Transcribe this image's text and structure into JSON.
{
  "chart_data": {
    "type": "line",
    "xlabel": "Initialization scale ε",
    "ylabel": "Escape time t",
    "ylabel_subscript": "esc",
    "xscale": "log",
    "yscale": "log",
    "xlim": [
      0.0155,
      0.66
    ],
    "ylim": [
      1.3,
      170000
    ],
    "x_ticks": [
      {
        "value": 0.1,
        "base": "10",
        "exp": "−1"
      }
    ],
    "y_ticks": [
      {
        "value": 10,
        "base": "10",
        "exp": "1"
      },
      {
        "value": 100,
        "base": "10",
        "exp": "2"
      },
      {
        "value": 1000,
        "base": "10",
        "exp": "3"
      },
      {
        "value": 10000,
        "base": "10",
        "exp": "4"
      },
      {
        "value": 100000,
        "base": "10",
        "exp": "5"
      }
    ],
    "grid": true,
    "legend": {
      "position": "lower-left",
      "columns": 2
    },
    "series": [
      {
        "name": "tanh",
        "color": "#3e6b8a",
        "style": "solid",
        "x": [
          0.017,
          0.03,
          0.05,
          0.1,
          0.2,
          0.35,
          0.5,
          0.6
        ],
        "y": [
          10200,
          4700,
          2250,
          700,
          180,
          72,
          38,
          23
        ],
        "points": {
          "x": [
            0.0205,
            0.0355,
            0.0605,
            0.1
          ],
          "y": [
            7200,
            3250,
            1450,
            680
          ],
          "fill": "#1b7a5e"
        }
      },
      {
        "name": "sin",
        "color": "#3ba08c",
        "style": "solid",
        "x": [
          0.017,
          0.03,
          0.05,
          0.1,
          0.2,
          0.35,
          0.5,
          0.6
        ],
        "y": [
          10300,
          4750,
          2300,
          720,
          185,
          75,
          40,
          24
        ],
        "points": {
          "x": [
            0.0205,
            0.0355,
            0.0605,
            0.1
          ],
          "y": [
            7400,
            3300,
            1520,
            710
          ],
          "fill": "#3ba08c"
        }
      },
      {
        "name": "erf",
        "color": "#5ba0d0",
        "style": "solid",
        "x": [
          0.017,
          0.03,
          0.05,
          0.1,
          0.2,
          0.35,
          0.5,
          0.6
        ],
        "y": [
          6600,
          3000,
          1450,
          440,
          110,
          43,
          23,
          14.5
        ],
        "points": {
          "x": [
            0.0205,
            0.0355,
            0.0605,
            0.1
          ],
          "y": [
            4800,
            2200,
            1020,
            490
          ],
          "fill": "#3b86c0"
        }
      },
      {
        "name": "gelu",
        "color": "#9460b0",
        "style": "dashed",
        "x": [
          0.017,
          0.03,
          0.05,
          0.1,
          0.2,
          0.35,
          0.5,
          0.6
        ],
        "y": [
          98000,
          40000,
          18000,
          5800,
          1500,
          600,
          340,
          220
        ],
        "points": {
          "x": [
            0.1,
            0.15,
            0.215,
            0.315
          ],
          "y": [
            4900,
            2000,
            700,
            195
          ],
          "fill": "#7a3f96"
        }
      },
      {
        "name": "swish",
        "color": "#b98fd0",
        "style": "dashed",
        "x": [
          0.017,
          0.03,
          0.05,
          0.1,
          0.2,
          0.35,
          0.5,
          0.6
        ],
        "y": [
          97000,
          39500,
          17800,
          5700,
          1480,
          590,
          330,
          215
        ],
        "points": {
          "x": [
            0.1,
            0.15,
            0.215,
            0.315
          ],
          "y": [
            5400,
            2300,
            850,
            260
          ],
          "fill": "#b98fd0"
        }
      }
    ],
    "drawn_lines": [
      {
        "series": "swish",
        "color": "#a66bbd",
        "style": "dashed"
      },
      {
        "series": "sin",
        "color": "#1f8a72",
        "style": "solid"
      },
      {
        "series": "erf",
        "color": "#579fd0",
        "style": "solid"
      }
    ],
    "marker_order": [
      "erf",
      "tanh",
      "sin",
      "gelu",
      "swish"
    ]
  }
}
^^^^^^^^^^^^^^^^
Restate each record exactly as written.

Transcribe this image's text and structure into JSON.
{
  "chart_data": {
    "type": "line",
    "xlabel": "Initialization scale ε",
    "ylabel": "Escape time t",
    "ylabel_subscript": "esc",
    "xscale": "log",
    "yscale": "log",
    "xlim": [
      0.0155,
      0.66
    ],
    "ylim": [
      1.3,
      170000
    ],
    "x_ticks": [
      {
        "value": 0.1,
        "base": "10",
        "exp": "−1"
      }
    ],
    "y_ticks": [
      {
        "value": 10,
        "base": "10",
        "exp": "1"
      },
      {
        "value": 100,
        "base": "10",
        "exp": "2"
      },
      {
        "value": 1000,
        "base": "10",
        "exp": "3"
      },
      {
        "value": 10000,
        "base": "10",
        "exp": "4"
      },
      {
        "value": 100000,
        "base": "10",
        "exp": "5"
      }
    ],
    "grid": true,
    "legend": {
      "position": "lower-left",
      "columns": 2
    },
    "series": [
      {
        "name": "tanh",
        "color": "#3e6b8a",
        "style": "solid",
        "x": [
          0.017,
          0.03,
          0.05,
          0.1,
          0.2,
          0.35,
          0.5,
          0.6
        ],
        "y": [
          10200,
          4700,
          2250,
          700,
          180,
          72,
          38,
          23
        ],
        "points": {
          "x": [
            0.0205,
            0.0355,
            0.0605,
            0.1
          ],
          "y": [
            7200,
            3250,
            1450,
            680
          ],
          "fill": "#1b7a5e"
        }
      },
      {
        "name": "sin",
        "color": "#3ba08c",
        "style": "solid",
        "x": [
          0.017,
          0.03,
          0.05,
          0.1,
          0.2,
          0.35,
          0.5,
          0.6
        ],
        "y": [
          10300,
          4750,
          2300,
          720,
          185,
          75,
          40,
          24
        ],
        "points": {
          "x": [
            0.0205,
            0.0355,
            0.0605,
            0.1
          ],
          "y": [
            7400,
            3300,
            1520,
            710
          ],
          "fill": "#3ba08c"
        }
      },
      {
        "name": "erf",
        "color": "#5ba0d0",
        "style": "solid",
        "x": [
          0.017,
          0.03,
          0.05,
          0.1,
          0.2,
          0.35,
          0.5,
          0.6
        ],
        "y": [
          6600,
          3000,
          1450,
          440,
          110,
          43,
          23,
          14.5
        ],
        "points": {
          "x": [
            0.0205,
            0.0355,
            0.0605,
            0.1
          ],
          "y": [
            4800,
            2200,
            1020,
            490
          ],
          "fill": "#3b86c0"
        }
      },
      {
        "name": "gelu",
        "color": "#9460b0",
        "style": "dashed",
        "x": [
          0.017,
          0.03,
          0.05,
          0.1,
          0.2,
          0.35,
          0.5,
          0.6
        ],
        "y": [
          98000,
          40000,
          18000,
          5800,
          1500,
          600,
          340,
          220
        ],
        "points": {
          "x": [
            0.1,
            0.15,
            0.215,
            0.315
          ],
          "y": [
            4900,
            2000,
            700,
            195
          ],
          "fill": "#7a3f96"
        }
      },
      {
        "name": "swish",
        "color": "#b98fd0",
        "style": "dashed",
        "x": [
          0.017,
          0.03,
          0.05,
          0.1,
          0.2,
          0.35,
          0.5,
          0.6
        ],
        "y": [
          97000,
          39500,
          17800,
          5700,
          1480,
          590,
          330,
          215
        ],
        "points": {
          "x": [
            0.1,
            0.15,
            0.215,
            0.315
          ],
          "y": [
            5400,
            2300,
            850,
            260
          ],
          "fill": "#b98fd0"
        }
      }
    ],
    "drawn_lines": [
      {
        "series": "swish",
        "color": "#a66bbd",
        "style": "dashed"
      },
      {
        "series": "sin",
        "color": "#1f8a72",
        "style": "solid"
      },
      {
        "series": "erf",
        "color": "#579fd0",
        "style": "solid"
      }
    ],
    "marker_order": [
      "erf",
      "tanh",
      "sin",
      "gelu",
      "swish"
    ]
  }
}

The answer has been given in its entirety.